Collected data entries
- - -

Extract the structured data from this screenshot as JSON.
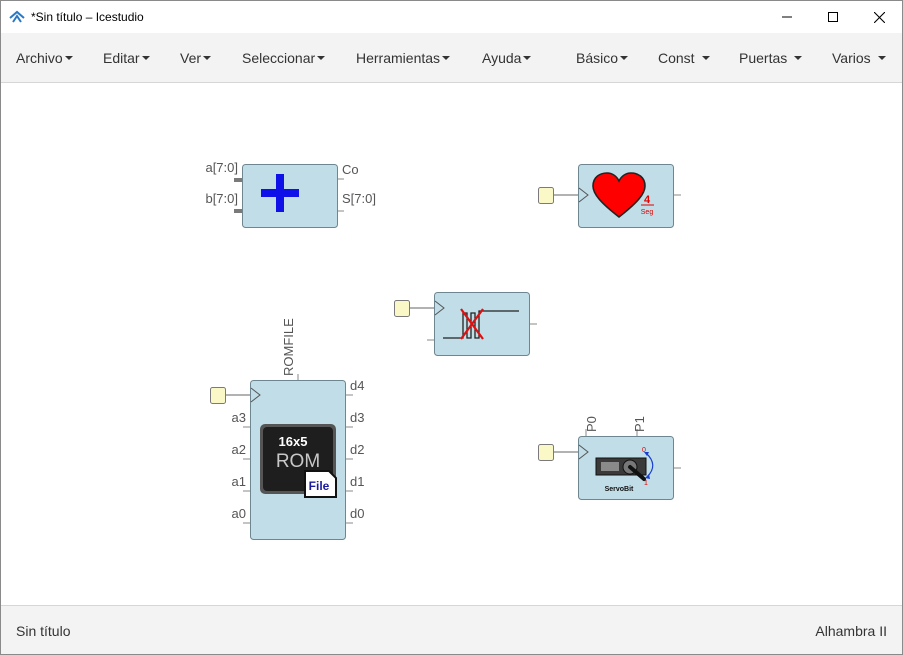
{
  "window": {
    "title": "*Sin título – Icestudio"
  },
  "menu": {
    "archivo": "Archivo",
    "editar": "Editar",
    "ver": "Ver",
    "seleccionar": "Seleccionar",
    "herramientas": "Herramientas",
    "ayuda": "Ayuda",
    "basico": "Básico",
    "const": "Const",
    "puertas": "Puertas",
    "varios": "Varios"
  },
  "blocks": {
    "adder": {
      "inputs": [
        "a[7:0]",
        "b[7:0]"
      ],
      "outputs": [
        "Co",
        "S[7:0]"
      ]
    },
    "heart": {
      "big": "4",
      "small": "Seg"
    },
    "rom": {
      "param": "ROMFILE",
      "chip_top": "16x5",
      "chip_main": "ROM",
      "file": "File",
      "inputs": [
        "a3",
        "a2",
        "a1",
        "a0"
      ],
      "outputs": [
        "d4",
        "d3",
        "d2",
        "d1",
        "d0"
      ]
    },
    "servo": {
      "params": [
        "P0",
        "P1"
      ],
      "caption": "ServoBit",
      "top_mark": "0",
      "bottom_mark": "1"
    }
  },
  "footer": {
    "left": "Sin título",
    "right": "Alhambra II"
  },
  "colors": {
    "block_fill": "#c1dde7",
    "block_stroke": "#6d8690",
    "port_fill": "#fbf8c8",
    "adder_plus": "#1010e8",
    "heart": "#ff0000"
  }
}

- - -

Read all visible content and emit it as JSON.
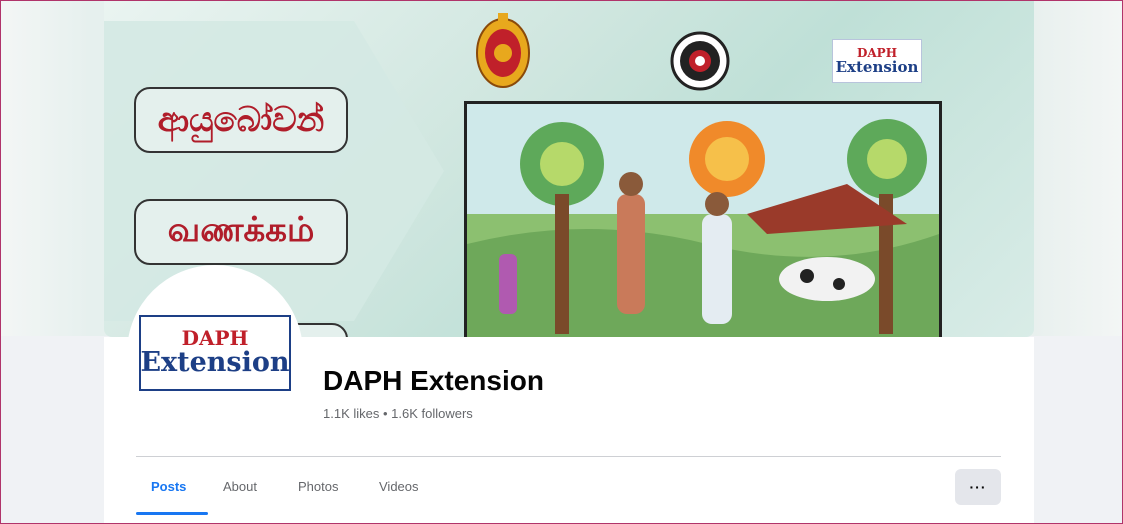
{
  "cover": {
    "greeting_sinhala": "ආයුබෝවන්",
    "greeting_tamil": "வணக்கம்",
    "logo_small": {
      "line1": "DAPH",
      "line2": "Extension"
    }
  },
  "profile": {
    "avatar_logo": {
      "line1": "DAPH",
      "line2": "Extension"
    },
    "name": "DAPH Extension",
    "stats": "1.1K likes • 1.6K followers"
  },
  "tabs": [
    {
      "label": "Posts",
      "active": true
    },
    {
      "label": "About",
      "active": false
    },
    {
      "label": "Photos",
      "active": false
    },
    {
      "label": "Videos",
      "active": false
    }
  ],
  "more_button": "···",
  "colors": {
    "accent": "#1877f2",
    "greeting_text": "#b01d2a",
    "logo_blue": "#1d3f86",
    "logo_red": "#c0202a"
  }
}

- - -

• _EXERCISE BRIEF_
Search the preceding listing for the word "label" and pull out every line that holds it.

• _RESULT BELOW_
      "label": "Posts",
      "label": "About",
      "label": "Photos",
      "label": "Videos",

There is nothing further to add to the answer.